All of the listing below must be repeated word for word. Pictures are the only thing to omit.

_Records to process_
○ ○ ○ ○ ○ ○ ○
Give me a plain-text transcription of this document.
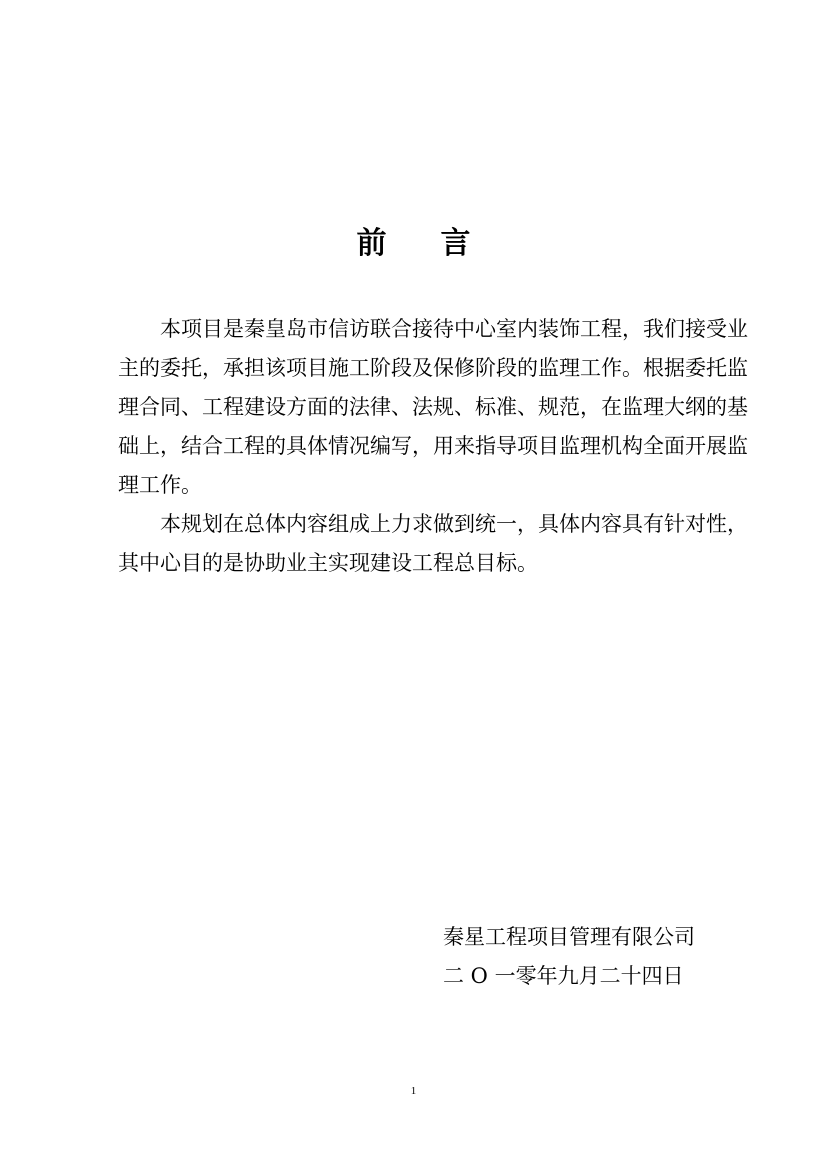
前 言

本项目是秦皇岛市信访联合接待中心室内装饰工程，我们接受业主的委托，承担该项目施工阶段及保修阶段的监理工作。根据委托监理合同、工程建设方面的法律、法规、标准、规范，在监理大纲的基础上，结合工程的具体情况编写，用来指导项目监理机构全面开展监理工作。

本规划在总体内容组成上力求做到统一，具体内容具有针对性，其中心目的是协助业主实现建设工程总目标。

秦星工程项目管理有限公司
二 O 一零年九月二十四日
1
○ ○ ○ ○ ○ ○ ○
_Output for this task_
Give me a plain-text transcription of this document.
前 言

本项目是秦皇岛市信访联合接待中心室内装饰工程，我们接受业主的委托，承担该项目施工阶段及保修阶段的监理工作。根据委托监理合同、工程建设方面的法律、法规、标准、规范，在监理大纲的基础上，结合工程的具体情况编写，用来指导项目监理机构全面开展监理工作。

本规划在总体内容组成上力求做到统一，具体内容具有针对性，其中心目的是协助业主实现建设工程总目标。

秦星工程项目管理有限公司
二 O 一零年九月二十四日
1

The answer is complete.